Your instructions. Extract each line where the string "Wind" shows up.

* begin Record extracts *

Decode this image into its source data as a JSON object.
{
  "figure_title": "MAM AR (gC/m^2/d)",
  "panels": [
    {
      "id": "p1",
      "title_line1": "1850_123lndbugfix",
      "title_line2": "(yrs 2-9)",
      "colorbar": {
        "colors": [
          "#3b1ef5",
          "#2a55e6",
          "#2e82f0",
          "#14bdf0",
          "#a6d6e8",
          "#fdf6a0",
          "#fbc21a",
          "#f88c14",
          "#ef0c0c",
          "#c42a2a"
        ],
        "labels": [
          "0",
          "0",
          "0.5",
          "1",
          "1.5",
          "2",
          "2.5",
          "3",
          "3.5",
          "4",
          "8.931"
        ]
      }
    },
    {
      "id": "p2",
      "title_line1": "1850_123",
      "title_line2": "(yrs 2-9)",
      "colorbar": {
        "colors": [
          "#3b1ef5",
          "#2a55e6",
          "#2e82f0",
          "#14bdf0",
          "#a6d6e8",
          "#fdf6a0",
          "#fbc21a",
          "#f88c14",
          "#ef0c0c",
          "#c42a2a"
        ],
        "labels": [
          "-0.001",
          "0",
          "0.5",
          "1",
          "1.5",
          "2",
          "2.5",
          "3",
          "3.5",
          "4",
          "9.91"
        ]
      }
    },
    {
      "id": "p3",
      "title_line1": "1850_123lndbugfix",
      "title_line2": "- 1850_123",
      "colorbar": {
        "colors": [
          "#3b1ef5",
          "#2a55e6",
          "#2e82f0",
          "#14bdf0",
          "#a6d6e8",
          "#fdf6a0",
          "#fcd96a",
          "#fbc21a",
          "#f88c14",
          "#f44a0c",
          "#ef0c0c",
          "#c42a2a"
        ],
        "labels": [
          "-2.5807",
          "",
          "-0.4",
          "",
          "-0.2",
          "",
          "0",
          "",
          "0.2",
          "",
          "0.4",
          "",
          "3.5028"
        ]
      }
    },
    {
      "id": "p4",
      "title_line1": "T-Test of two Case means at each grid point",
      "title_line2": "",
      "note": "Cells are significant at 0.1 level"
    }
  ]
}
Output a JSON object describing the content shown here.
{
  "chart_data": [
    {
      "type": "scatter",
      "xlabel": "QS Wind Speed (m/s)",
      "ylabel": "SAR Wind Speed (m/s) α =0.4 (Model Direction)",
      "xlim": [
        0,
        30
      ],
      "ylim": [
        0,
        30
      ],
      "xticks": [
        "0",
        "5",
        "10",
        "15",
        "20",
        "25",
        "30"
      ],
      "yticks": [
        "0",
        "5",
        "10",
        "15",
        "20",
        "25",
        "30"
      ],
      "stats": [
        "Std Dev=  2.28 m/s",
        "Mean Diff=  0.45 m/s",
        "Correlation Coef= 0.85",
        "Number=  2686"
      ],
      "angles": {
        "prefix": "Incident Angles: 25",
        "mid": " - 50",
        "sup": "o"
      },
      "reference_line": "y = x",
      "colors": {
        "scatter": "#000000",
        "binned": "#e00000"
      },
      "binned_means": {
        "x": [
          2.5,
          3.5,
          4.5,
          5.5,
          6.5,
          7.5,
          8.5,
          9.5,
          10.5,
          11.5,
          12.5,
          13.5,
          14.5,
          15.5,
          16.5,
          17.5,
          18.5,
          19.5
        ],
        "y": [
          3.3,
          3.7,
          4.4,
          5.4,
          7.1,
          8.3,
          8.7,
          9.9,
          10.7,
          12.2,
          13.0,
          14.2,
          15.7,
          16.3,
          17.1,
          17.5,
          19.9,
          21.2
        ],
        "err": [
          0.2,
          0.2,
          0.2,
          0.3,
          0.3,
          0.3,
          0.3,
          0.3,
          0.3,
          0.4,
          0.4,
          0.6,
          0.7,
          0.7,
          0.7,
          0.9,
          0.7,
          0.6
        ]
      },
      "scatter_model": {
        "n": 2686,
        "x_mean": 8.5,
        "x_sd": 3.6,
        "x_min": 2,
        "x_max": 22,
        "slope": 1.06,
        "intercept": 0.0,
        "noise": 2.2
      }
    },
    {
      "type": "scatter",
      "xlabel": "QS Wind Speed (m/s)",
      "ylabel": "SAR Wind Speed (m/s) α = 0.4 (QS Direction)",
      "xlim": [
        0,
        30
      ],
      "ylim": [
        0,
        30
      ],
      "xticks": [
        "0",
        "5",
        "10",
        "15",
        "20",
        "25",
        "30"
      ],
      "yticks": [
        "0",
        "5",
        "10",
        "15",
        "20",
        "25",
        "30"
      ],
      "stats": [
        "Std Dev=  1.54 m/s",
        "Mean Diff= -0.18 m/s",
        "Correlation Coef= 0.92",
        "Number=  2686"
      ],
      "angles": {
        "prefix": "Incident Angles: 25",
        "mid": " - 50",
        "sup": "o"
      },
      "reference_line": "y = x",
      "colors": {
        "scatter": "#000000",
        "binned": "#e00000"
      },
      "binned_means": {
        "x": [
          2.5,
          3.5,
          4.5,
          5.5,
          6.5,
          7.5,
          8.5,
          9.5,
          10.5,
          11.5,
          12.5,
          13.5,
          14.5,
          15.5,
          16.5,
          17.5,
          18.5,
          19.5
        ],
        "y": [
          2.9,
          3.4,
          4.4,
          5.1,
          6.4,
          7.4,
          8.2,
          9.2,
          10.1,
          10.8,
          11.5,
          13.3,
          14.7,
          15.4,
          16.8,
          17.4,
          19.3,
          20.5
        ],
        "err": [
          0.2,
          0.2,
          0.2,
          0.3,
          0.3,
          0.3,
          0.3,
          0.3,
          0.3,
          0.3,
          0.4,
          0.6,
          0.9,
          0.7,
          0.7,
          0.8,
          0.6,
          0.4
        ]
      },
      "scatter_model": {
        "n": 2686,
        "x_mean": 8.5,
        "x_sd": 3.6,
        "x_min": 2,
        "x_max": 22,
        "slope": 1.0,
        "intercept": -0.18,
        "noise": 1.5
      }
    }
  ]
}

* end Record extracts *

Response to the exercise.
      "xlabel": "QS Wind Speed (m/s)",
      "ylabel": "SAR Wind Speed (m/s) α =0.4 (Model Direction)",
      "xlabel": "QS Wind Speed (m/s)",
      "ylabel": "SAR Wind Speed (m/s) α = 0.4 (QS Direction)",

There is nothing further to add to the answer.